§ Objective
Exact repetition is required: output every record in full.
○ ○ ○ ○
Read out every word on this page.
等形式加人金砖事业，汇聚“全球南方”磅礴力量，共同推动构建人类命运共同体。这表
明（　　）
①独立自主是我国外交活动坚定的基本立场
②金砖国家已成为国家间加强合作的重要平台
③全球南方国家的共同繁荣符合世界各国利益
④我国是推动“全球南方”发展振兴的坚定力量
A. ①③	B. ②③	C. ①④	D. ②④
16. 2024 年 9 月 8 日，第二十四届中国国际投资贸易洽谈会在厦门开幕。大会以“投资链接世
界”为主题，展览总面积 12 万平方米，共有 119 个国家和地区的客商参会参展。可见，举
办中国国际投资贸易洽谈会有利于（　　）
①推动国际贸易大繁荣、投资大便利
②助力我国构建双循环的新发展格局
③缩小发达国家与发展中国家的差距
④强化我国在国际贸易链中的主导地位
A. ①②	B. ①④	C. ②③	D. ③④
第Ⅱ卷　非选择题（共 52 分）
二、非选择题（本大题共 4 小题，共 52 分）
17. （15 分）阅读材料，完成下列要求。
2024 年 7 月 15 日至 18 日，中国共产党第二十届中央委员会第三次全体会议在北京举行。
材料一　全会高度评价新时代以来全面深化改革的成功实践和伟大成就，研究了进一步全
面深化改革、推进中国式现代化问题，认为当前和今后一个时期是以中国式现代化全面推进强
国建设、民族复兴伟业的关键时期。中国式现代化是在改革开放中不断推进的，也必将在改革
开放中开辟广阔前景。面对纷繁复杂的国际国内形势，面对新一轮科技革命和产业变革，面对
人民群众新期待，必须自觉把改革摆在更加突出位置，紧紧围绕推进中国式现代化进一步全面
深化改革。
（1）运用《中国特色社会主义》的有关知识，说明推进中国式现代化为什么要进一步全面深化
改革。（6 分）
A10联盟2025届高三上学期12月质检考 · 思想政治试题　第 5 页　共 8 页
○ ○ ○ ○
§ Solution below
Read out every word on this page.
等形式加人金砖事业，汇聚“全球南方”磅礴力量，共同推动构建人类命运共同体。这表
明（　　）
①独立自主是我国外交活动坚定的基本立场
②金砖国家已成为国家间加强合作的重要平台
③全球南方国家的共同繁荣符合世界各国利益
④我国是推动“全球南方”发展振兴的坚定力量
A. ①③	B. ②③	C. ①④	D. ②④
16. 2024 年 9 月 8 日，第二十四届中国国际投资贸易洽谈会在厦门开幕。大会以“投资链接世
界”为主题，展览总面积 12 万平方米，共有 119 个国家和地区的客商参会参展。可见，举
办中国国际投资贸易洽谈会有利于（　　）
①推动国际贸易大繁荣、投资大便利
②助力我国构建双循环的新发展格局
③缩小发达国家与发展中国家的差距
④强化我国在国际贸易链中的主导地位
A. ①②	B. ①④	C. ②③	D. ③④
第Ⅱ卷　非选择题（共 52 分）
二、非选择题（本大题共 4 小题，共 52 分）
17. （15 分）阅读材料，完成下列要求。
2024 年 7 月 15 日至 18 日，中国共产党第二十届中央委员会第三次全体会议在北京举行。
材料一　全会高度评价新时代以来全面深化改革的成功实践和伟大成就，研究了进一步全
面深化改革、推进中国式现代化问题，认为当前和今后一个时期是以中国式现代化全面推进强
国建设、民族复兴伟业的关键时期。中国式现代化是在改革开放中不断推进的，也必将在改革
开放中开辟广阔前景。面对纷繁复杂的国际国内形势，面对新一轮科技革命和产业变革，面对
人民群众新期待，必须自觉把改革摆在更加突出位置，紧紧围绕推进中国式现代化进一步全面
深化改革。
（1）运用《中国特色社会主义》的有关知识，说明推进中国式现代化为什么要进一步全面深化
改革。（6 分）
A10联盟2025届高三上学期12月质检考 · 思想政治试题　第 5 页　共 8 页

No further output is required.